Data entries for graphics
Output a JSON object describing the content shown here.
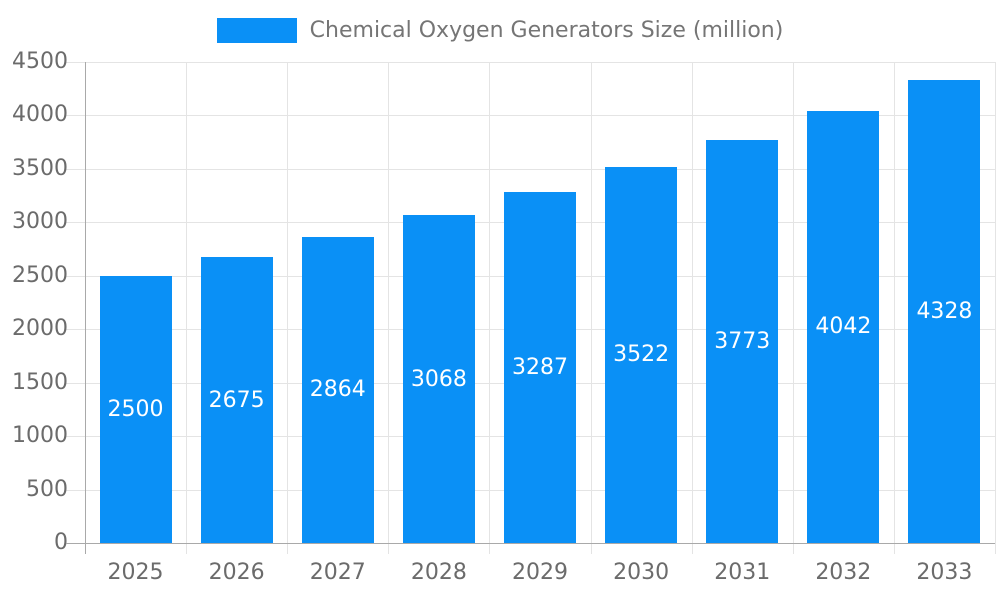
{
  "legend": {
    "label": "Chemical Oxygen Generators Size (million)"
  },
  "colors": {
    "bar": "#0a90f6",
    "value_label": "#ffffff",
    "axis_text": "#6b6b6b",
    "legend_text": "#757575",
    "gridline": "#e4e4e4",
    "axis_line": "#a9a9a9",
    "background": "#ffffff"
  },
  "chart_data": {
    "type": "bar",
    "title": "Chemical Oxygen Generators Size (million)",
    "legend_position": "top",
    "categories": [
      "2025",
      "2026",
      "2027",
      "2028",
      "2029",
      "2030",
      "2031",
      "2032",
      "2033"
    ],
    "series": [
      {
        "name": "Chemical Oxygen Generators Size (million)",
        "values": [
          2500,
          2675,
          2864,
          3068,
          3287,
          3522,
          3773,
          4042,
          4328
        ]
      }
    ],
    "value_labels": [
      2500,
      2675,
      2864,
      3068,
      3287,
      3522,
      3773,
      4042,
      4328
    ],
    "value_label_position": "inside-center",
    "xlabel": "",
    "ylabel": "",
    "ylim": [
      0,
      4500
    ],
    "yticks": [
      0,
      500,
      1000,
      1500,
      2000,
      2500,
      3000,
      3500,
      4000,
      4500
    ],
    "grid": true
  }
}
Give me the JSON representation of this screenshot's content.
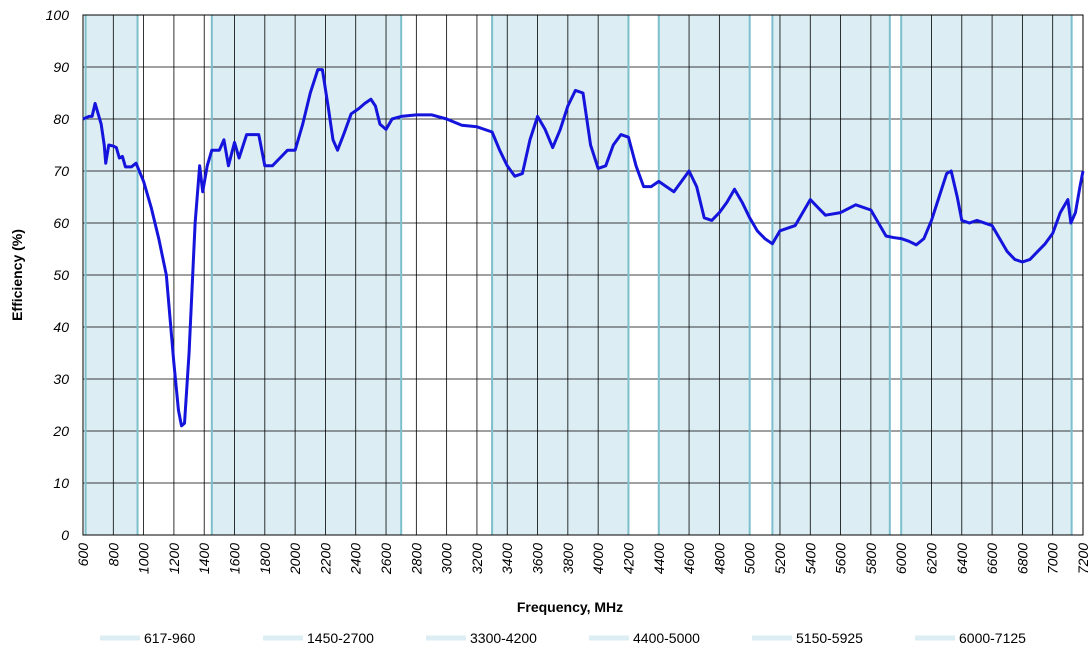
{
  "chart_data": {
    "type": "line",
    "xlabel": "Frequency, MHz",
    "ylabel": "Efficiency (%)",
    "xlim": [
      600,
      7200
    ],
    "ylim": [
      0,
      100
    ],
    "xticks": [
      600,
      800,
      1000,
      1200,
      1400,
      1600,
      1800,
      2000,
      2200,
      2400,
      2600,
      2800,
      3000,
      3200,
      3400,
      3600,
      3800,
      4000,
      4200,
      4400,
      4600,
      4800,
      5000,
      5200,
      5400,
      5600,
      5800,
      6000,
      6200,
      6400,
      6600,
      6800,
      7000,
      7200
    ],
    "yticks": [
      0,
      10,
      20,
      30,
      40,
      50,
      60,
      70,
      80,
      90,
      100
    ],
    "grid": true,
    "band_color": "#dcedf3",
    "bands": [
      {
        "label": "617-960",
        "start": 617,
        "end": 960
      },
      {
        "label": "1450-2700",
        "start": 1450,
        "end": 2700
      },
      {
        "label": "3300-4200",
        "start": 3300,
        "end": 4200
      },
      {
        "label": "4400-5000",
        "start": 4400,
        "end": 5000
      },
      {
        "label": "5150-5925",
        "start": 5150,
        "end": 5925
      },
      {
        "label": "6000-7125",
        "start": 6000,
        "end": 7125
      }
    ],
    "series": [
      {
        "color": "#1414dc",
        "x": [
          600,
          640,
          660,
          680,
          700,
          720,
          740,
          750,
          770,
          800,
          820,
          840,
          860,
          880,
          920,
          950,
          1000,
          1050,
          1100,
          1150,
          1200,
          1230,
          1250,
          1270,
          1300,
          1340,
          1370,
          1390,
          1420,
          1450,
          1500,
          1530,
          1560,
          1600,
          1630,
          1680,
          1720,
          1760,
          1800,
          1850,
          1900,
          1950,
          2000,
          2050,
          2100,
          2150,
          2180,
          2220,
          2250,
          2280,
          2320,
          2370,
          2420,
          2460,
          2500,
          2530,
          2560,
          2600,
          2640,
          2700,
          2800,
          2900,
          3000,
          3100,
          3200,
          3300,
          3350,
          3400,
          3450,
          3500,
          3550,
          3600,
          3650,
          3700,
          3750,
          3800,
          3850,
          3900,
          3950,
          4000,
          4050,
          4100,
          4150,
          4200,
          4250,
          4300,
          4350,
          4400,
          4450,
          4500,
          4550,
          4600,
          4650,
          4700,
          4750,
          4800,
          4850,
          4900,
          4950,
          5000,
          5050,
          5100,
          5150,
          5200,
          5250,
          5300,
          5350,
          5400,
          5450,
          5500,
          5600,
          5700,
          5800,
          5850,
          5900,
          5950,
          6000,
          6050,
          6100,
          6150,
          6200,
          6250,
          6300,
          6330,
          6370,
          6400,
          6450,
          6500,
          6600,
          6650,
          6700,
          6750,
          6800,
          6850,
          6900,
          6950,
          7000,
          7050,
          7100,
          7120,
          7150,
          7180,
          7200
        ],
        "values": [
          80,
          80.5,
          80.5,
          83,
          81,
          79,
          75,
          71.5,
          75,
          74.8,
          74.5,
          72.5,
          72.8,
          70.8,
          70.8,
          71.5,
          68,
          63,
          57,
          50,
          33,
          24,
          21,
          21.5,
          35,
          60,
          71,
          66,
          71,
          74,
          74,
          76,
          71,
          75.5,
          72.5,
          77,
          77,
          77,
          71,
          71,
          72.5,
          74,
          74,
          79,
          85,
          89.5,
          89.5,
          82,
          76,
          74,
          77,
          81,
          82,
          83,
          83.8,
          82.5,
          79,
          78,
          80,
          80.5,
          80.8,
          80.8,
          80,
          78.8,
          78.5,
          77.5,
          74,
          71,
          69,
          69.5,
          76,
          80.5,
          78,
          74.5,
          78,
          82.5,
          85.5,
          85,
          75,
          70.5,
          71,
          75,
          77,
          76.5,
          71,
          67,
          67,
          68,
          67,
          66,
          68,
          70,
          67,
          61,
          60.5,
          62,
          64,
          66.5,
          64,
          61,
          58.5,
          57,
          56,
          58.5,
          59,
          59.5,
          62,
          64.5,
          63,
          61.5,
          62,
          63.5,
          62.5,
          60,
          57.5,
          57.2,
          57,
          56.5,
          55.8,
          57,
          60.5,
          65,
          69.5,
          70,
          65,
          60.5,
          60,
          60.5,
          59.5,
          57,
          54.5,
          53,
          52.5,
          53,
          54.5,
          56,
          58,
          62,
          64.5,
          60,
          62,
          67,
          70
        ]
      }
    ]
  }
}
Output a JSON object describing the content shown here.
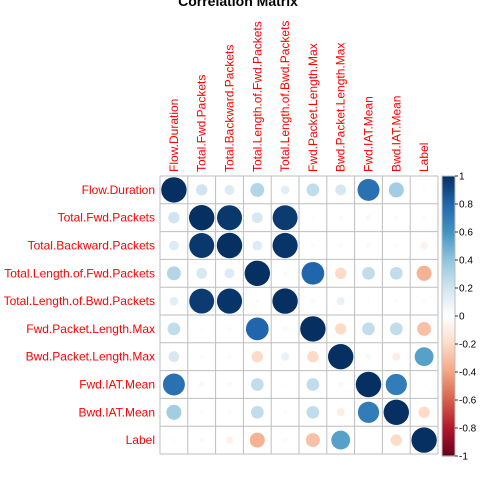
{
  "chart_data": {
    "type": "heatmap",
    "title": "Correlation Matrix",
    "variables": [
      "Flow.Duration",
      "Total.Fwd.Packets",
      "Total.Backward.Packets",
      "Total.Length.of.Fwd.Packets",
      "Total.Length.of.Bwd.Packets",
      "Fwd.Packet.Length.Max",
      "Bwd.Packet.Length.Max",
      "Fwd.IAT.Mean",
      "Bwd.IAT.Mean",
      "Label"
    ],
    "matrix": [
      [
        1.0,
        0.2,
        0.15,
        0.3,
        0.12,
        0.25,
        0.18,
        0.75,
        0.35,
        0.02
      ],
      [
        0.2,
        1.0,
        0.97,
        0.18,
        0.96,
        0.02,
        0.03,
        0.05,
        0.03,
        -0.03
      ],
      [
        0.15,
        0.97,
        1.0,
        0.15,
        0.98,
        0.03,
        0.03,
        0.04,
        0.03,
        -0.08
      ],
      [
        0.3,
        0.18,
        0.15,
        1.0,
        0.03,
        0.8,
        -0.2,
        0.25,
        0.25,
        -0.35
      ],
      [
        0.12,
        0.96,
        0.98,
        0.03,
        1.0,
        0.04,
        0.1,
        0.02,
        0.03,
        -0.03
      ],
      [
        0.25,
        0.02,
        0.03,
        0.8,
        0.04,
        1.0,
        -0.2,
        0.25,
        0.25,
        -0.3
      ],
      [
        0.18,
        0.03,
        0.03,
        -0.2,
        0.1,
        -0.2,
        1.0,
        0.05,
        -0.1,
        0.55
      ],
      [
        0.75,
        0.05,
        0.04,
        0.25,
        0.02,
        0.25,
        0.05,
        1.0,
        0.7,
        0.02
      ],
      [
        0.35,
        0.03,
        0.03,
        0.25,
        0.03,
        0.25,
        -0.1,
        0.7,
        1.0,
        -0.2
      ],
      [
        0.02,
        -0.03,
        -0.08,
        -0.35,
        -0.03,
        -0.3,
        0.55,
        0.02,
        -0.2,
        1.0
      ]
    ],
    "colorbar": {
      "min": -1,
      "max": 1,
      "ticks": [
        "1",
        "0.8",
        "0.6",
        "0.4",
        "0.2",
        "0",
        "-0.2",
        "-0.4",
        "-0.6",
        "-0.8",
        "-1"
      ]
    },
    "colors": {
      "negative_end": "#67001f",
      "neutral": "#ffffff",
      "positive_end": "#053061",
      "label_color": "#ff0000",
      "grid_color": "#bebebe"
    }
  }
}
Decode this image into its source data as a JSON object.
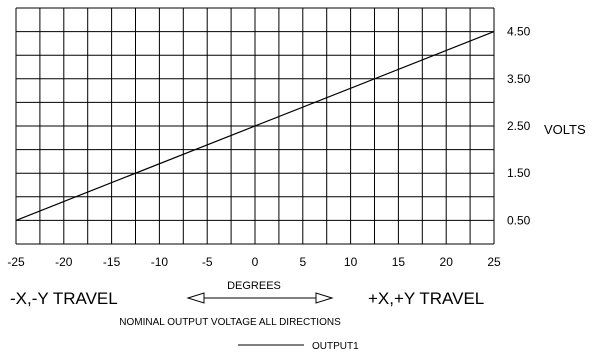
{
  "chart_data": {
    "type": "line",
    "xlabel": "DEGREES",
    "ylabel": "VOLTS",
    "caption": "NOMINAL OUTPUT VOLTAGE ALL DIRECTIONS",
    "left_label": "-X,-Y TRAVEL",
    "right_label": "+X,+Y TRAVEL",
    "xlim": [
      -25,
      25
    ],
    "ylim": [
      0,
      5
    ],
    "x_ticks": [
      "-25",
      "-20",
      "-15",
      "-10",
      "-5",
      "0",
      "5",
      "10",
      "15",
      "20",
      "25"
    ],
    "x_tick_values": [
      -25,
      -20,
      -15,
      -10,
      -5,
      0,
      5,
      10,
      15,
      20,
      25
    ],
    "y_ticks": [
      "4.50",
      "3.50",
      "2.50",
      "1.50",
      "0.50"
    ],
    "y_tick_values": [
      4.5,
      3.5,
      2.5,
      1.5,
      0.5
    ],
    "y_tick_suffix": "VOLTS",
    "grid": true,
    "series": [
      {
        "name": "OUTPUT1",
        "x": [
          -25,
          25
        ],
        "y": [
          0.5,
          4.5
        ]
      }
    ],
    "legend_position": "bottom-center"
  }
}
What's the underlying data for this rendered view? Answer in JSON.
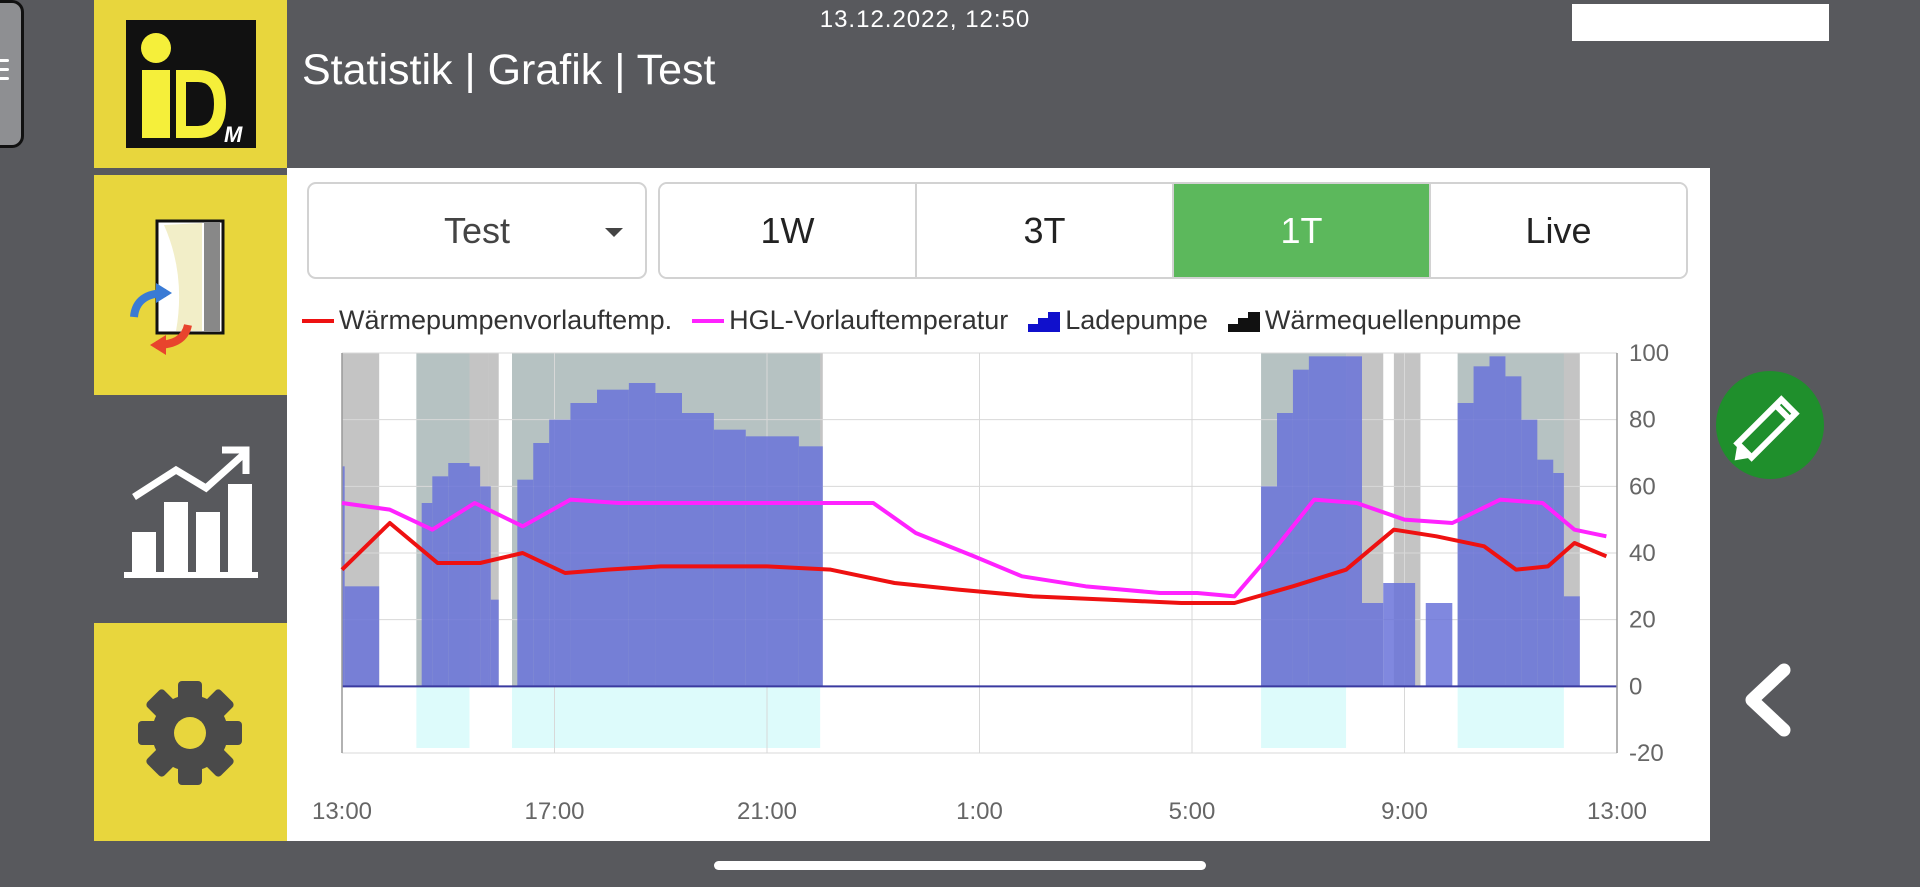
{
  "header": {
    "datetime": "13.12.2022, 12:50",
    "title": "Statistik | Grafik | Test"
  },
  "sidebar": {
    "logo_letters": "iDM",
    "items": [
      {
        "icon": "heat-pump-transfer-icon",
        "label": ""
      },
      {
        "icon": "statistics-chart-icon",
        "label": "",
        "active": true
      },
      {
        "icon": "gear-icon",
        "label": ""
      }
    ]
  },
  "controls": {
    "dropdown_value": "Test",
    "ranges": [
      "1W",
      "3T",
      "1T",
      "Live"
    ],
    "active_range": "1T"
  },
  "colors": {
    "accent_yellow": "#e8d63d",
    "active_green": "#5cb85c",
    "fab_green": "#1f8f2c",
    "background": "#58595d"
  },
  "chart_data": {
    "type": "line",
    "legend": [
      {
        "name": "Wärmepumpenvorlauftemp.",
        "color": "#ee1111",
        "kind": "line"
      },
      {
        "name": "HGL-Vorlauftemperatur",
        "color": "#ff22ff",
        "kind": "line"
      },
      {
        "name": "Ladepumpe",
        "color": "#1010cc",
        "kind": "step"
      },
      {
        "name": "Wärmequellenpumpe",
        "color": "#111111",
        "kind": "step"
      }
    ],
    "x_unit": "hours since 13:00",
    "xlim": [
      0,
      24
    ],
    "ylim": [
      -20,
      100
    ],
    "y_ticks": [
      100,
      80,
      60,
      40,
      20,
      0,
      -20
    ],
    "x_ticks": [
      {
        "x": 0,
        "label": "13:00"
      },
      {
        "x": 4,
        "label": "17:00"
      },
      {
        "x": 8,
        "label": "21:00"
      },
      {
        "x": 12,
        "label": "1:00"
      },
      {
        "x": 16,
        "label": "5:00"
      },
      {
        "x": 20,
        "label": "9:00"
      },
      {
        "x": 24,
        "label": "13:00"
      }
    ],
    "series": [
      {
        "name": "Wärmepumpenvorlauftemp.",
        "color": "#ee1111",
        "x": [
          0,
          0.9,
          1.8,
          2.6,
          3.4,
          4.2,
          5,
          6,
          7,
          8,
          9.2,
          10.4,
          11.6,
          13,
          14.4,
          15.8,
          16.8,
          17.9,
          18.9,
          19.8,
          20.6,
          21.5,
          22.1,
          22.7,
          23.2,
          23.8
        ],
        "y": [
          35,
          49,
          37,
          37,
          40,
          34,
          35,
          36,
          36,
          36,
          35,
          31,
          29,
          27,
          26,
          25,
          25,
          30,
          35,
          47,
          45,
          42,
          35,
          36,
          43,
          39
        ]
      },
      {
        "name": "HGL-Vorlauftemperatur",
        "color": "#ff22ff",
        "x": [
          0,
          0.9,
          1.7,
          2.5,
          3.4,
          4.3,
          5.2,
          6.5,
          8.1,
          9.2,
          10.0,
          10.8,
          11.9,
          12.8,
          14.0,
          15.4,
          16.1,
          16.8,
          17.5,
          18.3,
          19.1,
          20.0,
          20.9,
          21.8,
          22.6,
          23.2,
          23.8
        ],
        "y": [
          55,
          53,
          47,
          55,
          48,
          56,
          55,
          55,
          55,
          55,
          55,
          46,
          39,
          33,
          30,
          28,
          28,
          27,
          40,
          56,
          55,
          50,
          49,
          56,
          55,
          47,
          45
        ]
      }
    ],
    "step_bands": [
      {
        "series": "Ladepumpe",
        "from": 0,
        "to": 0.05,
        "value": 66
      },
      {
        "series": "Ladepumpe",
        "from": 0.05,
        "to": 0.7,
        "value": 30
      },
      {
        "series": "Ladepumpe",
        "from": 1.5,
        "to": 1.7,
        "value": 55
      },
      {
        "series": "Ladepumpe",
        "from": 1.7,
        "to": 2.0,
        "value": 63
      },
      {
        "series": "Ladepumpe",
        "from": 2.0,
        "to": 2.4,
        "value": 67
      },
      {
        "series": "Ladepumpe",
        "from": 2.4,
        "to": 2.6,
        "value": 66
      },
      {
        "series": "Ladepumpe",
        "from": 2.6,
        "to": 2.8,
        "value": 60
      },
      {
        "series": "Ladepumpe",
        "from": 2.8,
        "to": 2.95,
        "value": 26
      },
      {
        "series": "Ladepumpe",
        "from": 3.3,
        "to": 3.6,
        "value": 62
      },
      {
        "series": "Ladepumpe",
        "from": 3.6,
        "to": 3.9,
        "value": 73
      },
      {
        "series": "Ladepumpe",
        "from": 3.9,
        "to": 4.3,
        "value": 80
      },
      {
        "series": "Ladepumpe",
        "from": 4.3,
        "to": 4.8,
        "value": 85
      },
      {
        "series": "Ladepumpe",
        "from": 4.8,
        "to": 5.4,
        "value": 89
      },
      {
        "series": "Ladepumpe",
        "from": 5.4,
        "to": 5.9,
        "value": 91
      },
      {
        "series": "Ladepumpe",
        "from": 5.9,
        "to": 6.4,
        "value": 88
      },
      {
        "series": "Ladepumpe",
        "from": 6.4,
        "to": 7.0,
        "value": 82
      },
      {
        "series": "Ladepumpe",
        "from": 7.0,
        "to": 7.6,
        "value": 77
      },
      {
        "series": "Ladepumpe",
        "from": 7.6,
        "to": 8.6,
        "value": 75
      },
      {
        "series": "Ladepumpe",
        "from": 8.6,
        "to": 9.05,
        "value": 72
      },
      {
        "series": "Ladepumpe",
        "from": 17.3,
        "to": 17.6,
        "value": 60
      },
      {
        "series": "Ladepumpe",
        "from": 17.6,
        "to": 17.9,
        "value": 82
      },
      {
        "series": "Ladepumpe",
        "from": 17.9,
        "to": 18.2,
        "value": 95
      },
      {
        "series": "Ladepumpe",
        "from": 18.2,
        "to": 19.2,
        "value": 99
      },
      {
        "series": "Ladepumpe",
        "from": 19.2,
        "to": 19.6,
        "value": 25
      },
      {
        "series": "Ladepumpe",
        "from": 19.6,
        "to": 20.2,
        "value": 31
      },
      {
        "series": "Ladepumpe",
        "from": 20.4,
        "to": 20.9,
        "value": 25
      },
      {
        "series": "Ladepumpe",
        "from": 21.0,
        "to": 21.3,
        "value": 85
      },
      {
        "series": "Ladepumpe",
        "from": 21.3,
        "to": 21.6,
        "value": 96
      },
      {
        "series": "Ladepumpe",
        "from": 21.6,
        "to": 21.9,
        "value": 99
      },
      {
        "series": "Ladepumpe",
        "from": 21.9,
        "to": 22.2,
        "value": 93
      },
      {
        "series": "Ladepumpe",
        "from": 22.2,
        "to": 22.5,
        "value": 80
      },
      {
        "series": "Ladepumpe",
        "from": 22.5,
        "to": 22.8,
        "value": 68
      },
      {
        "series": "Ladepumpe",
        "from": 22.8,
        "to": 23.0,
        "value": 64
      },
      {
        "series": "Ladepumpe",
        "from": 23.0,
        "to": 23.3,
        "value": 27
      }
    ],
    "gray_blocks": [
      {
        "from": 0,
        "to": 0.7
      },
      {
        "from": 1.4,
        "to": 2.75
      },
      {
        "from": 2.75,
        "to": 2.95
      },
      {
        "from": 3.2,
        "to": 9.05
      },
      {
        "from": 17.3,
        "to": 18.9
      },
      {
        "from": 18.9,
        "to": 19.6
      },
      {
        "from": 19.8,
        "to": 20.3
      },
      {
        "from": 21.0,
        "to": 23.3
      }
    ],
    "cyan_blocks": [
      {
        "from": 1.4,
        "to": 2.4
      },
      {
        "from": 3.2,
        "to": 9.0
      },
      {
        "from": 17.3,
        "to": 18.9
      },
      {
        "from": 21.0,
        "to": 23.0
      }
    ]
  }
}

## Requirements
How many lines of the listing include the string "xlabel"? Answer with the number alone.

## Full output
3